-- START EXTRACT TO READ --

Producers of synthetic detergent ingredients--be they ethylene-based fatty alcohols or linear alkylbenzene--are suffering from high raw material costs and, in the case of LAB, an oversupplied market. Producers of tropical oil-based alcohols, in contrast, have seen their raw material costs moderate and are now enjoying a production cost advantage that is allowing them to expand.
The result is a flurry of tropical oil-based oleochemical construction projects across Southeast Asia. The ethylene-based alcohol industry, meanwhile, is not building and in fact is seeing its production capability erode.
The lack of investment is not due to poor demand. David G. Naugle, vice president of Shell Chemicals' higher olefins and derivatives business--one of the world's leading producers of ethylene-based alcohols--says his company's Geismar, La., plant increased its detergent alcohol output by 10% last year. "The volume performance of the marketplace has returned," he says, "but the economic performance is lagging behind the rest of the chemical industry."

-- END EXTRACT TO READ --
-- START EXTRACTED ENTRIES --

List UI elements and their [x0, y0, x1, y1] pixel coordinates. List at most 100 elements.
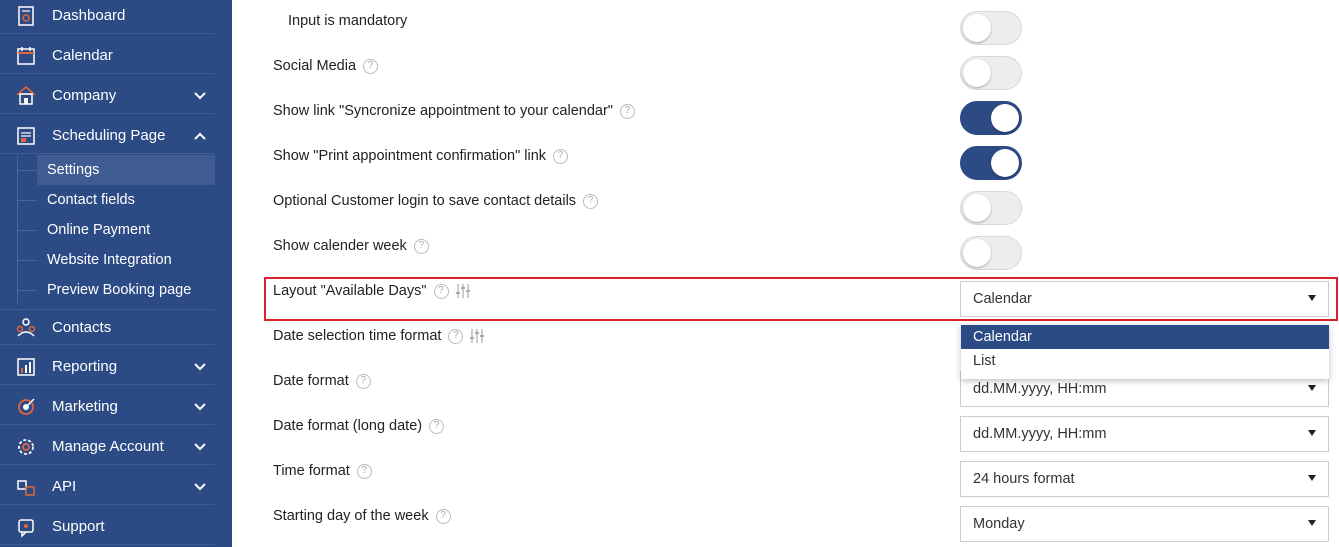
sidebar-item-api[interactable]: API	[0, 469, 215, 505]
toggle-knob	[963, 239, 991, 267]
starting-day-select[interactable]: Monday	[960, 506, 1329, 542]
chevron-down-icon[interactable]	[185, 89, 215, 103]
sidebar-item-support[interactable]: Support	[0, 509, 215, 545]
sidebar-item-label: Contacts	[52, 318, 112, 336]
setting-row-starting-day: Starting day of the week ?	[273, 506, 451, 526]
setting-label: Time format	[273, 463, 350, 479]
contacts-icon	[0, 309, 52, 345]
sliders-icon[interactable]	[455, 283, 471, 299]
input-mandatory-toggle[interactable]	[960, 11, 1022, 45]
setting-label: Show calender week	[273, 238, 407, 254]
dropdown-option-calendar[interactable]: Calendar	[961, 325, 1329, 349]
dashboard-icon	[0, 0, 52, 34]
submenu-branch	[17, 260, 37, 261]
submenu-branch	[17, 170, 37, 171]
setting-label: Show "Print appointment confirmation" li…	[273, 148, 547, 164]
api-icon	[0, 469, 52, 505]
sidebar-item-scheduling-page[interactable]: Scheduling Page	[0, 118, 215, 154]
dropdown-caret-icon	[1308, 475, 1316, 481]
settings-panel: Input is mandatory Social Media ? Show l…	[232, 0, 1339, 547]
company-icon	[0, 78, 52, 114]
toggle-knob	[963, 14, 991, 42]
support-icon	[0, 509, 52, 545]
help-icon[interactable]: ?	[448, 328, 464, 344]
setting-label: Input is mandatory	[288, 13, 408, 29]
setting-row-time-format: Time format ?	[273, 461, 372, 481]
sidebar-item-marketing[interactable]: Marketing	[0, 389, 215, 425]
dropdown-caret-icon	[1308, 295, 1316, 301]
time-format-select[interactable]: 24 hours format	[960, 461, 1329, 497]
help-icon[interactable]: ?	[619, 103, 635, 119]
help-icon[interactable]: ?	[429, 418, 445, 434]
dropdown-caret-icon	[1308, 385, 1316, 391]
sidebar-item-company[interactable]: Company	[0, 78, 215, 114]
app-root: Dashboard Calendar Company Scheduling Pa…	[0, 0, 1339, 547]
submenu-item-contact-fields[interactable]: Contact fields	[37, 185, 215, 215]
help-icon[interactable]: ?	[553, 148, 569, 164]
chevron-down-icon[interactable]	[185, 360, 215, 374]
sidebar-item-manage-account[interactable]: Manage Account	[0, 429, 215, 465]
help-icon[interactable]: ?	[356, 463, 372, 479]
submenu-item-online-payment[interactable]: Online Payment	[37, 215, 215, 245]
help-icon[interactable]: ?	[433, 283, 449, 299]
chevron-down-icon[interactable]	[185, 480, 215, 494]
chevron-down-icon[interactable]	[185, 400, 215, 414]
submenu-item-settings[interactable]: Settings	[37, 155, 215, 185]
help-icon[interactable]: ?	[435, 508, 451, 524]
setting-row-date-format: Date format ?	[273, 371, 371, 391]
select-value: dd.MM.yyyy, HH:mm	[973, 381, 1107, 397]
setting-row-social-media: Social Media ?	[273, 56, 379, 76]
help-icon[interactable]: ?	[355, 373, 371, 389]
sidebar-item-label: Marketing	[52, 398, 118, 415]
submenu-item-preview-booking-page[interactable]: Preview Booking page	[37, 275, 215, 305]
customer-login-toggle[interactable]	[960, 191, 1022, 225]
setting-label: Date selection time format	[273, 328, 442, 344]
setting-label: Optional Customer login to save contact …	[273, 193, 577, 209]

-- END EXTRACTED ENTRIES --

§ PROBLEM SET:
a: In the text on detergent ingredients, by how much did Shell Chemicals' Geismar, La., plant increase its detergent alcohol output last year?
b: Reproduce the part of the text on detergent ingredients that begins at "The result is" and ends after "production capability erode.".

§ ANSWERS PROVIDED:
a: By 10%.

b:
The result is a flurry of tropical oil-based oleochemical construction projects across Southeast Asia. The ethylene-based alcohol industry, meanwhile, is not building and in fact is seeing its production capability erode.